--- Task brief ---
Search the material below for the string "Progress" and extract each line that has it.
---+---
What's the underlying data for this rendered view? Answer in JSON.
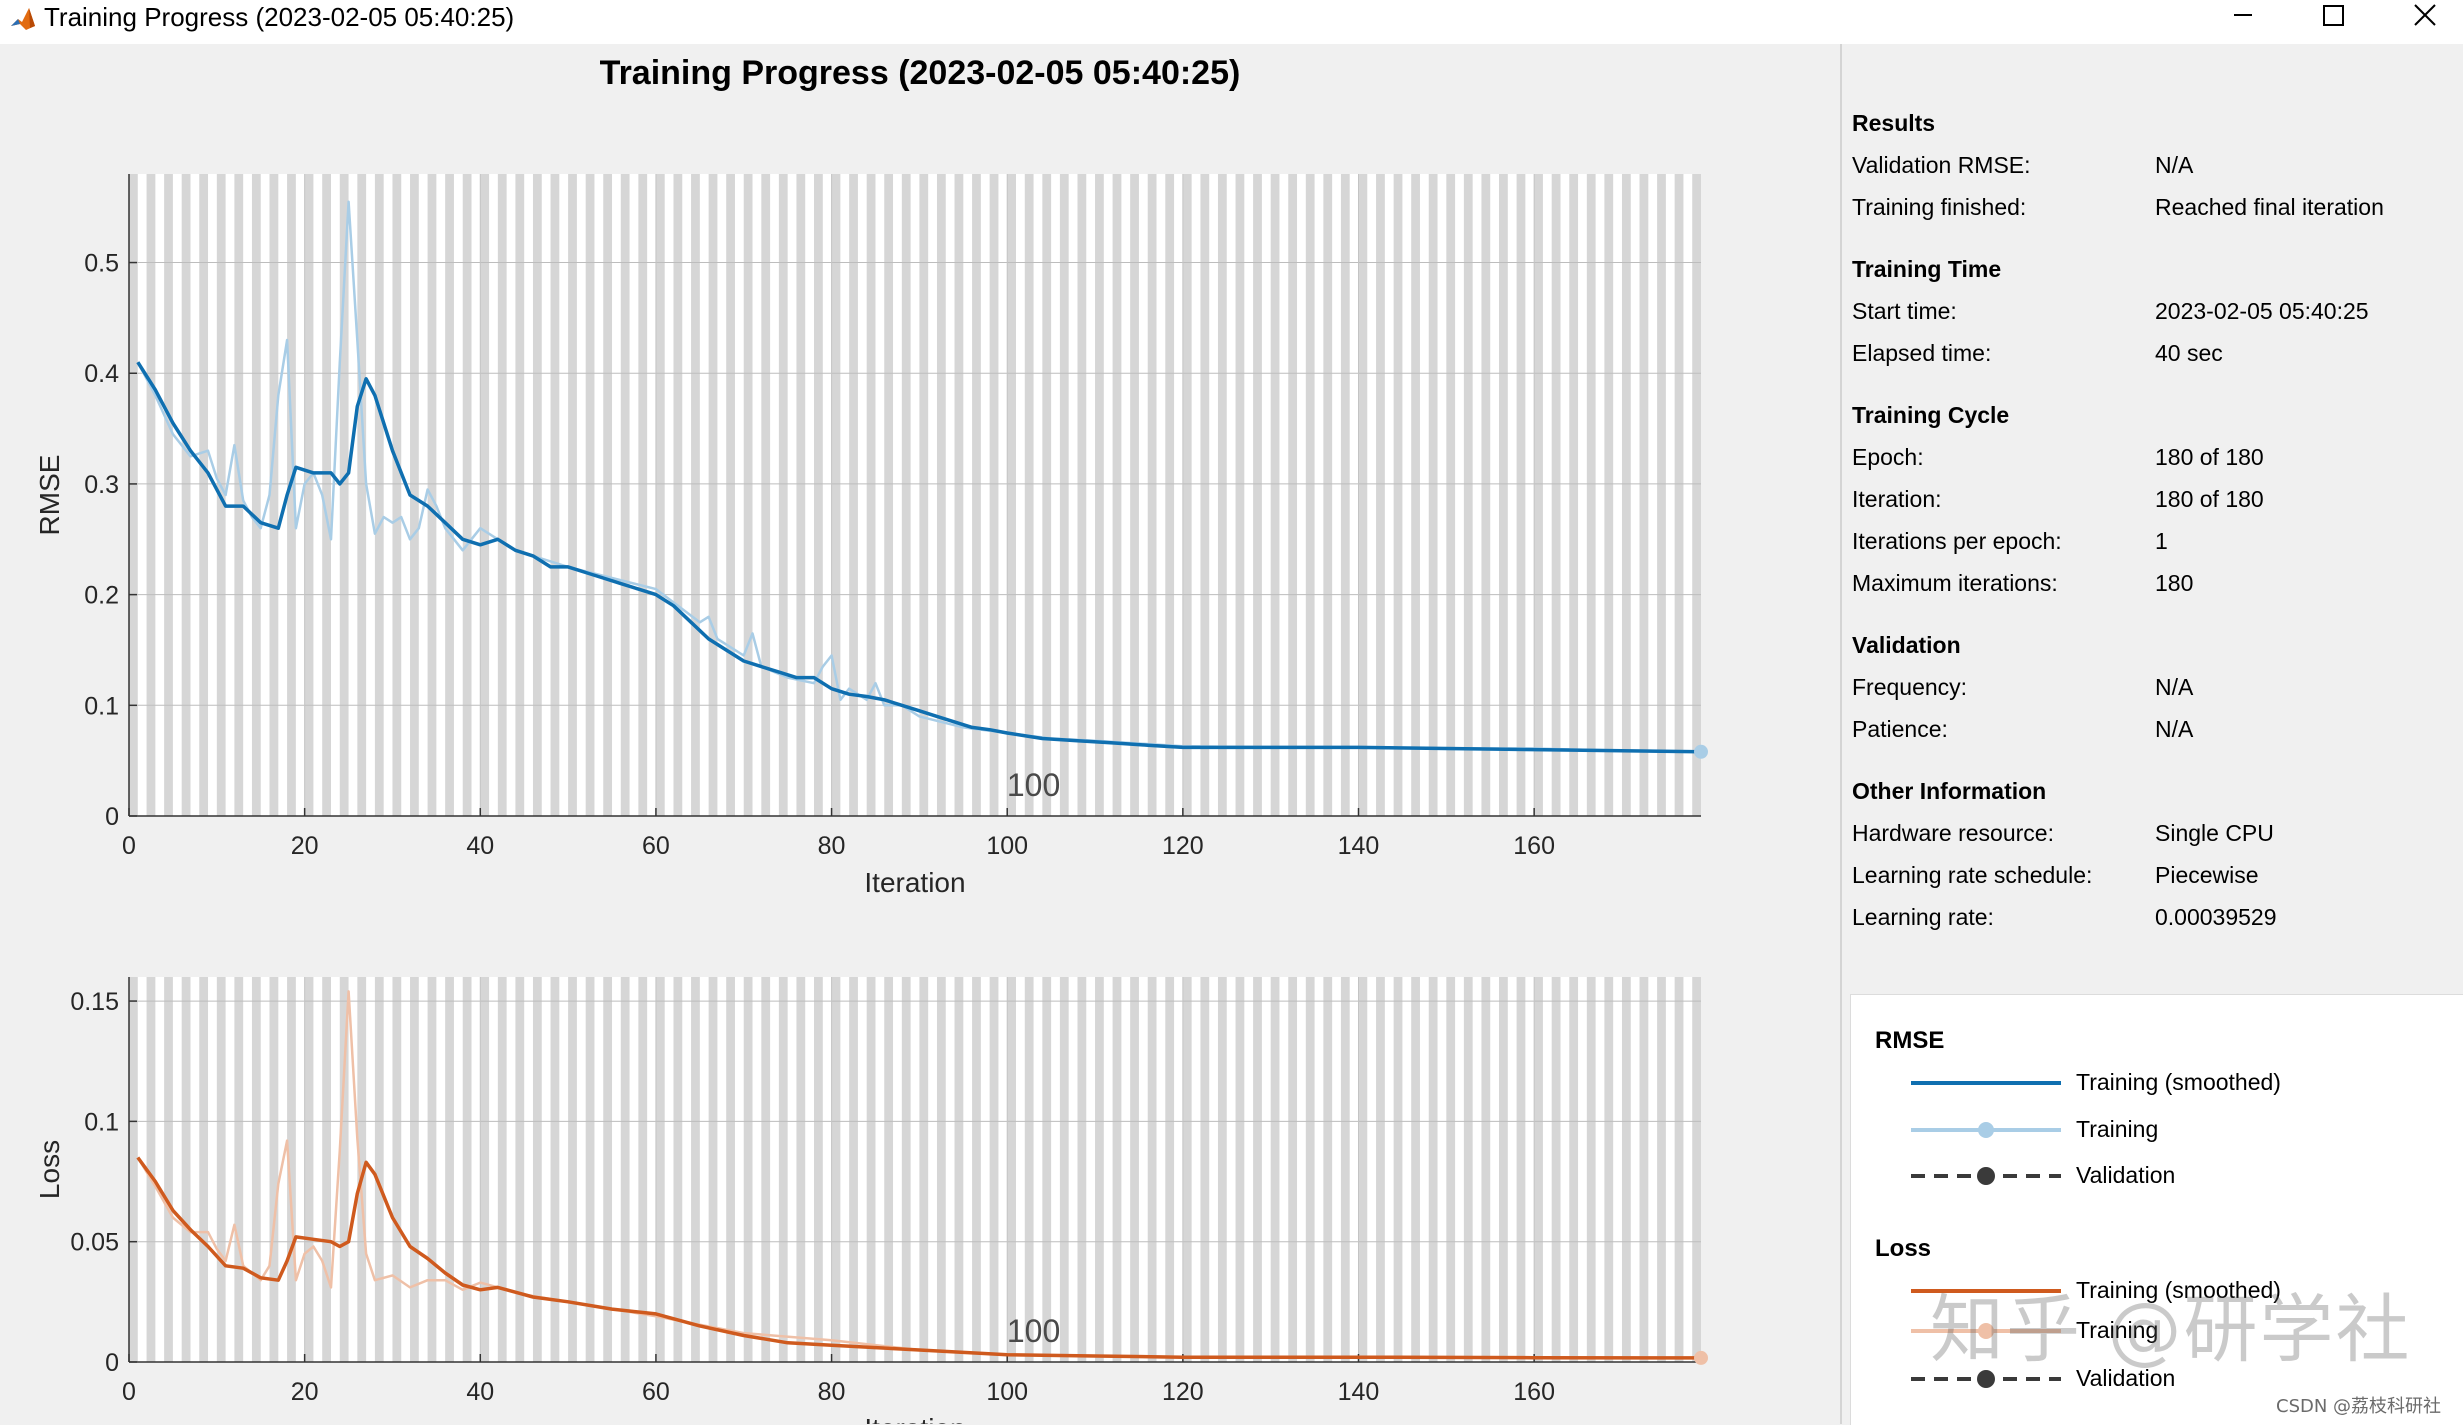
{
  "window": {
    "title": "Training Progress (2023-02-05 05:40:25)",
    "controls": [
      "minimize",
      "maximize",
      "close"
    ]
  },
  "figure_title": "Training Progress (2023-02-05 05:40:25)",
  "info": {
    "results": {
      "heading": "Results",
      "rows": [
        {
          "label": "Validation RMSE:",
          "value": "N/A"
        },
        {
          "label": "Training finished:",
          "value": "Reached final iteration"
        }
      ]
    },
    "training_time": {
      "heading": "Training Time",
      "rows": [
        {
          "label": "Start time:",
          "value": "2023-02-05 05:40:25"
        },
        {
          "label": "Elapsed time:",
          "value": "40 sec"
        }
      ]
    },
    "training_cycle": {
      "heading": "Training Cycle",
      "rows": [
        {
          "label": "Epoch:",
          "value": "180 of 180"
        },
        {
          "label": "Iteration:",
          "value": "180 of 180"
        },
        {
          "label": "Iterations per epoch:",
          "value": "1"
        },
        {
          "label": "Maximum iterations:",
          "value": "180"
        }
      ]
    },
    "validation": {
      "heading": "Validation",
      "rows": [
        {
          "label": "Frequency:",
          "value": "N/A"
        },
        {
          "label": "Patience:",
          "value": "N/A"
        }
      ]
    },
    "other": {
      "heading": "Other Information",
      "rows": [
        {
          "label": "Hardware resource:",
          "value": "Single CPU"
        },
        {
          "label": "Learning rate schedule:",
          "value": "Piecewise"
        },
        {
          "label": "Learning rate:",
          "value": "0.00039529"
        }
      ]
    }
  },
  "legend": {
    "rmse_heading": "RMSE",
    "rmse_items": [
      "Training (smoothed)",
      "Training",
      "Validation"
    ],
    "loss_heading": "Loss",
    "loss_items": [
      "Training (smoothed)",
      "Training",
      "Validation"
    ]
  },
  "colors": {
    "rmse_smoothed": "#0f6fb0",
    "rmse_raw": "#a9cde6",
    "loss_smoothed": "#cf5a1e",
    "loss_raw": "#efc0a7",
    "validation": "#3a3a3a",
    "epoch_band": "#d6d6d6",
    "axes_bg": "#ffffff"
  },
  "watermark": "知乎 @研学社",
  "credit": "CSDN @荔枝科研社",
  "chart_data": [
    {
      "type": "line",
      "ylabel": "RMSE",
      "xlabel": "Iteration",
      "xlim": [
        0,
        179
      ],
      "ylim": [
        0,
        0.58
      ],
      "xticks": [
        0,
        20,
        40,
        60,
        80,
        100,
        120,
        140,
        160
      ],
      "yticks": [
        0,
        0.1,
        0.2,
        0.3,
        0.4,
        0.5
      ],
      "ytick_labels": [
        "0",
        "0.1",
        "0.2",
        "0.3",
        "0.4",
        "0.5"
      ],
      "annotation": "100",
      "grid": true,
      "epoch_bands": true,
      "series": [
        {
          "name": "Training (smoothed)",
          "x": [
            1,
            3,
            5,
            7,
            9,
            11,
            13,
            15,
            17,
            18,
            19,
            21,
            23,
            24,
            25,
            26,
            27,
            28,
            30,
            32,
            34,
            36,
            38,
            40,
            42,
            44,
            46,
            48,
            50,
            52,
            54,
            56,
            58,
            60,
            62,
            64,
            66,
            68,
            70,
            72,
            74,
            76,
            78,
            80,
            82,
            84,
            86,
            88,
            90,
            92,
            94,
            96,
            98,
            100,
            104,
            108,
            112,
            116,
            120,
            125,
            130,
            135,
            140,
            150,
            160,
            170,
            179
          ],
          "y": [
            0.41,
            0.385,
            0.355,
            0.33,
            0.31,
            0.28,
            0.28,
            0.265,
            0.26,
            0.29,
            0.315,
            0.31,
            0.31,
            0.3,
            0.31,
            0.37,
            0.395,
            0.38,
            0.33,
            0.29,
            0.28,
            0.265,
            0.25,
            0.245,
            0.25,
            0.24,
            0.235,
            0.225,
            0.225,
            0.22,
            0.215,
            0.21,
            0.205,
            0.2,
            0.19,
            0.175,
            0.16,
            0.15,
            0.14,
            0.135,
            0.13,
            0.125,
            0.125,
            0.115,
            0.11,
            0.108,
            0.105,
            0.1,
            0.095,
            0.09,
            0.085,
            0.08,
            0.078,
            0.075,
            0.07,
            0.068,
            0.066,
            0.064,
            0.062,
            0.062,
            0.062,
            0.062,
            0.062,
            0.061,
            0.06,
            0.059,
            0.058
          ]
        },
        {
          "name": "Training",
          "x": [
            1,
            3,
            5,
            7,
            9,
            10,
            11,
            12,
            13,
            14,
            15,
            16,
            17,
            18,
            19,
            20,
            21,
            22,
            23,
            24,
            25,
            26,
            27,
            28,
            29,
            30,
            31,
            32,
            33,
            34,
            35,
            36,
            38,
            40,
            42,
            44,
            46,
            50,
            55,
            60,
            65,
            66,
            67,
            68,
            70,
            71,
            72,
            75,
            78,
            79,
            80,
            81,
            82,
            84,
            85,
            86,
            88,
            90,
            95,
            100,
            105,
            110,
            120,
            130,
            140,
            150,
            160,
            170,
            179
          ],
          "y": [
            0.41,
            0.38,
            0.345,
            0.325,
            0.33,
            0.305,
            0.29,
            0.335,
            0.285,
            0.27,
            0.26,
            0.29,
            0.38,
            0.43,
            0.26,
            0.3,
            0.31,
            0.29,
            0.25,
            0.41,
            0.555,
            0.43,
            0.3,
            0.255,
            0.27,
            0.265,
            0.27,
            0.25,
            0.26,
            0.295,
            0.28,
            0.26,
            0.24,
            0.26,
            0.25,
            0.24,
            0.235,
            0.225,
            0.215,
            0.205,
            0.175,
            0.18,
            0.16,
            0.155,
            0.145,
            0.165,
            0.135,
            0.125,
            0.12,
            0.135,
            0.145,
            0.105,
            0.115,
            0.105,
            0.12,
            0.1,
            0.1,
            0.09,
            0.08,
            0.075,
            0.07,
            0.068,
            0.063,
            0.062,
            0.062,
            0.061,
            0.061,
            0.059,
            0.058
          ]
        }
      ]
    },
    {
      "type": "line",
      "ylabel": "Loss",
      "xlabel": "Iteration",
      "xlim": [
        0,
        179
      ],
      "ylim": [
        0,
        0.16
      ],
      "xticks": [
        0,
        20,
        40,
        60,
        80,
        100,
        120,
        140,
        160
      ],
      "yticks": [
        0,
        0.05,
        0.1,
        0.15
      ],
      "ytick_labels": [
        "0",
        "0.05",
        "0.1",
        "0.15"
      ],
      "annotation": "100",
      "grid": true,
      "epoch_bands": true,
      "series": [
        {
          "name": "Training (smoothed)",
          "x": [
            1,
            3,
            5,
            7,
            9,
            11,
            13,
            15,
            17,
            18,
            19,
            21,
            23,
            24,
            25,
            26,
            27,
            28,
            30,
            32,
            34,
            36,
            38,
            40,
            42,
            44,
            46,
            50,
            55,
            60,
            65,
            70,
            75,
            80,
            85,
            90,
            95,
            100,
            110,
            120,
            140,
            160,
            179
          ],
          "y": [
            0.085,
            0.075,
            0.063,
            0.055,
            0.048,
            0.04,
            0.039,
            0.035,
            0.034,
            0.042,
            0.052,
            0.051,
            0.05,
            0.048,
            0.05,
            0.07,
            0.083,
            0.078,
            0.06,
            0.048,
            0.043,
            0.037,
            0.032,
            0.03,
            0.031,
            0.029,
            0.027,
            0.025,
            0.022,
            0.02,
            0.015,
            0.011,
            0.008,
            0.007,
            0.006,
            0.005,
            0.004,
            0.003,
            0.0025,
            0.002,
            0.002,
            0.0018,
            0.0017
          ]
        },
        {
          "name": "Training",
          "x": [
            1,
            3,
            5,
            7,
            9,
            10,
            11,
            12,
            13,
            14,
            15,
            16,
            17,
            18,
            19,
            20,
            21,
            22,
            23,
            24,
            25,
            26,
            27,
            28,
            30,
            32,
            34,
            36,
            38,
            40,
            45,
            50,
            60,
            70,
            80,
            90,
            100,
            120,
            140,
            160,
            179
          ],
          "y": [
            0.085,
            0.073,
            0.06,
            0.054,
            0.054,
            0.047,
            0.042,
            0.057,
            0.04,
            0.037,
            0.034,
            0.04,
            0.074,
            0.092,
            0.034,
            0.045,
            0.048,
            0.042,
            0.031,
            0.088,
            0.154,
            0.093,
            0.045,
            0.034,
            0.036,
            0.031,
            0.034,
            0.034,
            0.03,
            0.033,
            0.028,
            0.025,
            0.019,
            0.012,
            0.009,
            0.005,
            0.003,
            0.002,
            0.002,
            0.0018,
            0.0017
          ]
        }
      ]
    }
  ]
}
---+---
--- Answer for this exercise ---
    "title": "Training Progress (2023-02-05 05:40:25)",
  "figure_title": "Training Progress (2023-02-05 05:40:25)",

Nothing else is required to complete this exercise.